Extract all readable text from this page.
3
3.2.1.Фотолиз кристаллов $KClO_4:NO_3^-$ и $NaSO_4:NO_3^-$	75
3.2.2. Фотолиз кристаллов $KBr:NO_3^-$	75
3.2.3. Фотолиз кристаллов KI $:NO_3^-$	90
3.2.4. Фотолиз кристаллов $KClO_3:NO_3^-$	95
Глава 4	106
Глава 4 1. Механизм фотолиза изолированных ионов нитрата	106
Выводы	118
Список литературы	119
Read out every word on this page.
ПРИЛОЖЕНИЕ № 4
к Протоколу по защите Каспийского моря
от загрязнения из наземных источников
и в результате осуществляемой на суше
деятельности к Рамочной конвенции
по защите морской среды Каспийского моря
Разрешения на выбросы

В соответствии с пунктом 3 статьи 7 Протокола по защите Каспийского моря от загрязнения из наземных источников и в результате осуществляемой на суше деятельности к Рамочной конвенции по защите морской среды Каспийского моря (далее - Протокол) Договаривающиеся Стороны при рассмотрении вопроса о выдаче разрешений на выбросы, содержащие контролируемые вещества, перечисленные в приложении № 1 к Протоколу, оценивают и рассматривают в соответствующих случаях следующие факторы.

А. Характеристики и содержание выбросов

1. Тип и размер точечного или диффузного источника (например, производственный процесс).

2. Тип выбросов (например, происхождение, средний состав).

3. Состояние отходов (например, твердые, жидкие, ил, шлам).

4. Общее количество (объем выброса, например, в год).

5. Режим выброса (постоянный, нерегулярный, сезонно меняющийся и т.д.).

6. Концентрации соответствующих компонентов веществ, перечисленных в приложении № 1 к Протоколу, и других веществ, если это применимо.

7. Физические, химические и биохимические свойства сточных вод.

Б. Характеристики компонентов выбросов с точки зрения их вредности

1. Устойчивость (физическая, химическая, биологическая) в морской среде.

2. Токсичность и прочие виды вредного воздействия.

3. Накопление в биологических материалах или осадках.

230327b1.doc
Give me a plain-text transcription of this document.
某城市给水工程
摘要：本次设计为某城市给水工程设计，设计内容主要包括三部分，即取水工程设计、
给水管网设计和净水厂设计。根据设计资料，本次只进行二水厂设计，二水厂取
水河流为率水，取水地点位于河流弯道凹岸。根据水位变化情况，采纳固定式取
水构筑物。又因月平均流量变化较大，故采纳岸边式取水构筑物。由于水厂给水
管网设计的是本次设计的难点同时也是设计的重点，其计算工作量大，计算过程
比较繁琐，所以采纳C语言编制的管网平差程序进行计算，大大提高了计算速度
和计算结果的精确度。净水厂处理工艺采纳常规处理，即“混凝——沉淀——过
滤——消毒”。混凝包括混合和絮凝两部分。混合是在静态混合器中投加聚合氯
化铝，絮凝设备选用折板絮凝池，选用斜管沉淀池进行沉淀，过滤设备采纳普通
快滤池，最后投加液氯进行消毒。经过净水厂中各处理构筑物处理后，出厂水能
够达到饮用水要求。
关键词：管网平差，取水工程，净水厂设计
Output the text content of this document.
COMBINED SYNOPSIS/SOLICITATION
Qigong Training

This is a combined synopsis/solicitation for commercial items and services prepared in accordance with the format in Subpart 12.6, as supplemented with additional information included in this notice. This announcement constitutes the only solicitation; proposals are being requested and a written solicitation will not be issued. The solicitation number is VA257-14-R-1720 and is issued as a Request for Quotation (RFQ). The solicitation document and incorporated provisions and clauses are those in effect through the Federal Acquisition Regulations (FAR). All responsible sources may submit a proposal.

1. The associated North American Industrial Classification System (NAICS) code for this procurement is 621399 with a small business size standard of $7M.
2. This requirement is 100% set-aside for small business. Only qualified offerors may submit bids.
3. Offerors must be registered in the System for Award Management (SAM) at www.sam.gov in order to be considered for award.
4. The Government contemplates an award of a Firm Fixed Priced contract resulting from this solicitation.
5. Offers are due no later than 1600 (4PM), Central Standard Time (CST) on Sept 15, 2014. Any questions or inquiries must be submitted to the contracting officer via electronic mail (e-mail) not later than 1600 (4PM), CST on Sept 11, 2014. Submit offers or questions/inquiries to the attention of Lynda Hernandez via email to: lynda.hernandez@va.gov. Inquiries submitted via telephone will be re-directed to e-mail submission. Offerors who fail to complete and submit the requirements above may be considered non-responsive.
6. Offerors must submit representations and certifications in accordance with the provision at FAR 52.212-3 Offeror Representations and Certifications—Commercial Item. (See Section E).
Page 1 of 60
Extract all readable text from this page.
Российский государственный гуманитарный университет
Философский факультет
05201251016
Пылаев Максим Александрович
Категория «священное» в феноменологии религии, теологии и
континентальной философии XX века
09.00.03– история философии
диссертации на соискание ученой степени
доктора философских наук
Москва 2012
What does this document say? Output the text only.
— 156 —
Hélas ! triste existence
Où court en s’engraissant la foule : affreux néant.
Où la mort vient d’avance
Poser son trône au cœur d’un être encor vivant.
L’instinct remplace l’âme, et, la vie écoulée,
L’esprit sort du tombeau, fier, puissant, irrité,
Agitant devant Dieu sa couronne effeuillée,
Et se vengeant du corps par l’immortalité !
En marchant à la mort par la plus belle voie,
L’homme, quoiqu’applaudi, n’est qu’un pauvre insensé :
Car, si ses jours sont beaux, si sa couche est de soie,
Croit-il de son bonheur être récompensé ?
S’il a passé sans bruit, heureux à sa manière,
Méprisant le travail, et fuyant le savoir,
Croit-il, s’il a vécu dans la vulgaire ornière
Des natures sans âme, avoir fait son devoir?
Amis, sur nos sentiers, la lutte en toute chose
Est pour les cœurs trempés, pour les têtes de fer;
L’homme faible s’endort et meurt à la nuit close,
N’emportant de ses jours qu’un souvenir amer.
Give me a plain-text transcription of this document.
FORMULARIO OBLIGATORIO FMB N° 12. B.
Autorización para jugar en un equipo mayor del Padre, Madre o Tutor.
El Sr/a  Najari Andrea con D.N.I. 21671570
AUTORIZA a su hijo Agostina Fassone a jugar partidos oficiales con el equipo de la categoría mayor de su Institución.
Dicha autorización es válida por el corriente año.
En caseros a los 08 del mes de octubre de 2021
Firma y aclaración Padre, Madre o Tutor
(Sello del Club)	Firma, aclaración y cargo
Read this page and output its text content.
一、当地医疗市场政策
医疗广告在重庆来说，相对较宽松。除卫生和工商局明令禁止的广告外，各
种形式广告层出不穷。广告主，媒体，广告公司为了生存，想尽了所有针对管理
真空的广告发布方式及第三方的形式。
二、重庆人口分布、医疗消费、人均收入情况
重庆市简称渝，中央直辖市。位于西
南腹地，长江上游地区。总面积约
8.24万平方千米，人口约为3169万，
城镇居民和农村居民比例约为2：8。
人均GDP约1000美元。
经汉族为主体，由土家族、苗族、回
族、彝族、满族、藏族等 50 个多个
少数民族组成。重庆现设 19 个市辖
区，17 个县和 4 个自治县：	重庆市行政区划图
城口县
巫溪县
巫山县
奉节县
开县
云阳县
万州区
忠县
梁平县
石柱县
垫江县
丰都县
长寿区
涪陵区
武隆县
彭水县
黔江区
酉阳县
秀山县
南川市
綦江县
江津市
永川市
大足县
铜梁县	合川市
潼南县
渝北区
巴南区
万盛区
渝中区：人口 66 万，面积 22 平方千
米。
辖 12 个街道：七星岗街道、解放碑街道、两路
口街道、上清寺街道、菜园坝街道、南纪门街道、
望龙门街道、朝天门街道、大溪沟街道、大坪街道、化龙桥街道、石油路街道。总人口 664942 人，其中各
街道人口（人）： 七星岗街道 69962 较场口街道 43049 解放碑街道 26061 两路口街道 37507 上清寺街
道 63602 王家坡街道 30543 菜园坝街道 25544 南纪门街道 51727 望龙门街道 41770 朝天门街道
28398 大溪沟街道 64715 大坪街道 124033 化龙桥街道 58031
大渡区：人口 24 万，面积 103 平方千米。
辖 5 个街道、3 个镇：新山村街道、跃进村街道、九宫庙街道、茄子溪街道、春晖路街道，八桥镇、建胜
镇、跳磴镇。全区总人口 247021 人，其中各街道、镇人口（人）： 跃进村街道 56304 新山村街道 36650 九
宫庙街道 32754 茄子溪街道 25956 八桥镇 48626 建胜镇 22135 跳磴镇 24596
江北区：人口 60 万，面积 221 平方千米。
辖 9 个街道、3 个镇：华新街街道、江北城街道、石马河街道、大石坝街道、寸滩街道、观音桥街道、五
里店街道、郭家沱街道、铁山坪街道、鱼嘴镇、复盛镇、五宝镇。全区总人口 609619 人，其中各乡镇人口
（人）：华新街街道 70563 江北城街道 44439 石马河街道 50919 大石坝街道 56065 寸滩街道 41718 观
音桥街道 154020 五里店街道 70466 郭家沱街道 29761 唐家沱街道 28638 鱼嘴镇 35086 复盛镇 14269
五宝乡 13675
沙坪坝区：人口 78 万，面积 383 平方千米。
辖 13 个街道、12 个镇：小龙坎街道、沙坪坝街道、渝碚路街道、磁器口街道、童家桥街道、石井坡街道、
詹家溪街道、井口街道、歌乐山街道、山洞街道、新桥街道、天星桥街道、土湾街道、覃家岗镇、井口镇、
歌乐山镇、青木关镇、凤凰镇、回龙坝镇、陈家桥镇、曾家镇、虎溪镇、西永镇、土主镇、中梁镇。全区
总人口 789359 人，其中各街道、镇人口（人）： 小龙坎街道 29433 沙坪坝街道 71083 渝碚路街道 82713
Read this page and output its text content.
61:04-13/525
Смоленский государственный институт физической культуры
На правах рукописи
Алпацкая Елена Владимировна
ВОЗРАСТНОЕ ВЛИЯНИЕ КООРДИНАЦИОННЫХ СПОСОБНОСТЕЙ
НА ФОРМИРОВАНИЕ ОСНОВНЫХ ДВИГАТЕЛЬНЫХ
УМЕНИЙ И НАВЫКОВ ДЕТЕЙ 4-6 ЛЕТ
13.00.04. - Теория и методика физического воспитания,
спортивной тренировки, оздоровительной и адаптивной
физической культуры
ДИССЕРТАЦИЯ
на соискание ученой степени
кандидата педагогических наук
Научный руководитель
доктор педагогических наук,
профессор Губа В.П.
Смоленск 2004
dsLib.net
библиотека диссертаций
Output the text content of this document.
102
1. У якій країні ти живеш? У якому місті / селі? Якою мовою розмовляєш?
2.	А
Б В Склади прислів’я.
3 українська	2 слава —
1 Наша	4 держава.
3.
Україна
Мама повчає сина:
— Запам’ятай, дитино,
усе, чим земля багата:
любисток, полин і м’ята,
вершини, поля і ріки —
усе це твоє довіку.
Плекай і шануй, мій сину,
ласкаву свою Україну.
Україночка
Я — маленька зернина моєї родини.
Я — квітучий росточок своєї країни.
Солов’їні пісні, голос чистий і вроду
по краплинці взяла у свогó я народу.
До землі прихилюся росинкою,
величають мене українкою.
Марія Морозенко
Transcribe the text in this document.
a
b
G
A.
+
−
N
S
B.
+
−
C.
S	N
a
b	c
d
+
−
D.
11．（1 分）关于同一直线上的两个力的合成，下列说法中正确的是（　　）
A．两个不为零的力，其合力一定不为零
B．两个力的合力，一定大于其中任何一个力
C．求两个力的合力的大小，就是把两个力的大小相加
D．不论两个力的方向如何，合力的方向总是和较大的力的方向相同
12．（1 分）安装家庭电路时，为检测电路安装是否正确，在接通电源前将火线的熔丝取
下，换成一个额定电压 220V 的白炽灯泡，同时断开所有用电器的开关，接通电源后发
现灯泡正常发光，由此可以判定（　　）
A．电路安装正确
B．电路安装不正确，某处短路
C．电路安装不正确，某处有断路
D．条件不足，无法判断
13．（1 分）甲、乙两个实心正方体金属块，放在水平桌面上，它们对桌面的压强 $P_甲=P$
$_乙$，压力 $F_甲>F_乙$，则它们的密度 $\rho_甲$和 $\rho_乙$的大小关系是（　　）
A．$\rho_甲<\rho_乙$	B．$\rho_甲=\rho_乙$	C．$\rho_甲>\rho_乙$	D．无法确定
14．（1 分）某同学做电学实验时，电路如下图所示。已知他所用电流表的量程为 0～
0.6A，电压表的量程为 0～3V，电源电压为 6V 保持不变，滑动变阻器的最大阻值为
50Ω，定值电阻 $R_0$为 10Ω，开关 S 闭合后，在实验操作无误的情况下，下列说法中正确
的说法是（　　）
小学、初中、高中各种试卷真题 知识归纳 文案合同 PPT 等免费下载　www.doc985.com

_____

Give the number of lines in the records that contain the string "педагогических", with no other output.

2